# INSTRUCCIONES
1. Indique si cada afirmación concuerda con el fragmento sobre la donación de órganos. Responda sí o no y cite las palabras exactas del fragmento que lo determinan: (a) España tiene 47 donantes por millón de habitantes. (b) En España la ablación se realiza aunque la familia del fallecido se oponga. (c) La Sociedad Argentina del Trasplante rechazó la ley.
2. Convierta en una lista el párrafo del fragmento sobre la donación de órganos que empieza con "La figura del “donante presunto” ha mejorado" y conserve sus datos principales.
--- FRAGMENTO DEL DOCUMENTO ---
Según el Incucai hoy más de 11.000 pacientes –entre ellos cientos de niños y adolescentes en estado crítico– esperan un trasplante de órganos o tejidos. Entre el 25% y 35% de quienes están en esta situación fallecerá durante la espera.

La sanción de la ley en el Senado produjo satisfacción en los sectores dedicados a la temática, pero también cuestionamientos y reacciones adversas. Casi un millón de argentinos mostraron su negativa a ser donantes y en las redes se multiplicaron las objeciones, ya sea con argumentos de libertad personal (la potestad de decidir sobre el propio cuerpo) o de posibles abusos en el sistema, que incluyeron delirantes teorías sobre tráfico de órganos por gobiernos extranjeros. La prestigiosa Sociedad Argentina del Trasplante, colaboradora del Incucai, apoyó en general la ley como un avance, pero alertó sobre hacer demasiado “dura” la figura del “donante presunto”, ya que estima que las familias debieran ser siempre no sólo “informadas” sino tenidas en cuenta al momento de una ablación.

La figura del “donante presunto” ha mejorado sustancialmente el trasplante de órganos en otros países. En Europa, los países donde es más restrictivo como en Alemania u Holanda, las tasas de donación son muy bajas. España, que aplica este sistema, se encuentra a la vanguardia mundial: tiene 47 donantes por millón de habitantes (nuestro país no llega a los 14). Tienen un criterio de donante presunto aún más amplio que el aprobado en Argentina: allí no hay registros de “no donantes”. Pero si la familia del fallecido se opone a la ablación, no se hace. Uruguay aprobó una norma muy similar a la Argentina y mejoró notablemente la tasa de donación. Chile, que aplicó el sistema, tuvo una avalancha de “no donantes” (superior a los dos millones) que bajó cuando aprobó una ley de “reciprocidad” (quien no es donante no puede ser receptor). La solidaridad crece cuando uno se imagina del otro lado del mostrador.

Sin dudas la reglamentación de la ley llenará vacíos de lo aprobado en el Congreso, un avance importantísimo para un sistema que hoy salva vidas, pero no las suficientes. Resta adecuar la estructura sanitaria para extender y agilizar el sistema: hoy apenas tres provincias cuentan con servicios de procuración instrahospitalaria. También dotar de más recursos al Incucai y entes que articulan el sistema, ya que muchos órganos se pierden por problemas de logística y comunicación. Y será fundamental el cambio cultural: aún son demasiadas las personas que por desconocimiento o prejuicios siguen considerando que no es importante donar órganos y desconocen la magnitud del drama de miles de personas para quienes su única esperanza de vida es la aparición de un donante.
--- DATOS EN BRUTO ---
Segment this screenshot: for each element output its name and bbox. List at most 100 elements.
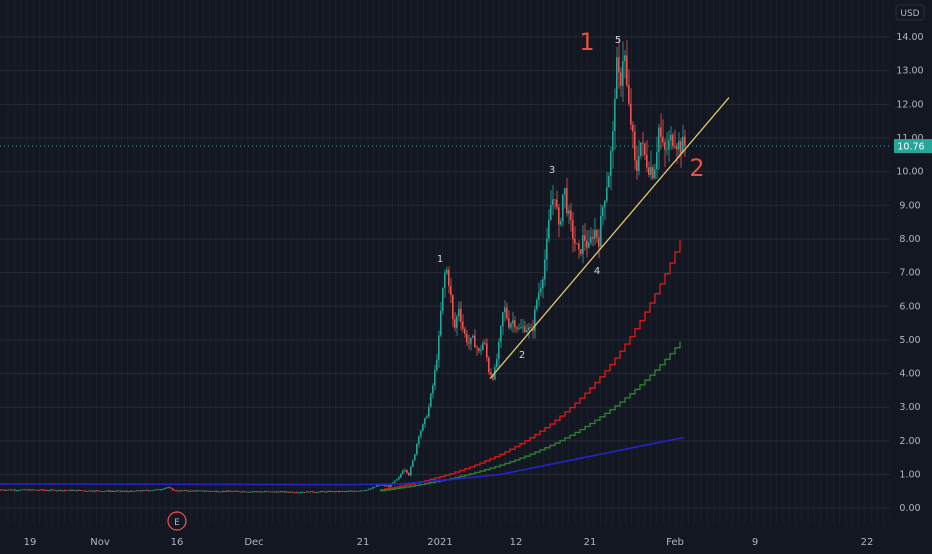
---
# RESULTADOS
1.
(a) Sí: "tiene 47 donantes por millón de habitantes".
(b) No: "Pero si la familia del fallecido se opone a la ablación, no se hace."
(c) No: "apoyó en general la ley como un avance".

2.
- El sistema de "donante presunto" ha mejorado sustancialmente el trasplante de órganos en otros países.
- En Europa, los países más restrictivos, como Alemania u Holanda, tienen tasas de donación muy bajas.
- España aplica este sistema y está a la vanguardia mundial, con 47 donantes por millón de habitantes, frente a menos de 14 en la Argentina.
- El criterio español es más amplio que el argentino porque no hay registros de "no donantes", pero si la familia del fallecido se opone, la ablación no se hace.
- Uruguay aprobó una norma muy similar a la argentina y mejoró notablemente su tasa de donación.
- En Chile hubo más de dos millones de "no donantes", una cifra que bajó con una ley de "reciprocidad" según la cual quien no es donante no puede ser receptor.
- La solidaridad crece cuando uno se imagina del otro lado del mostrador.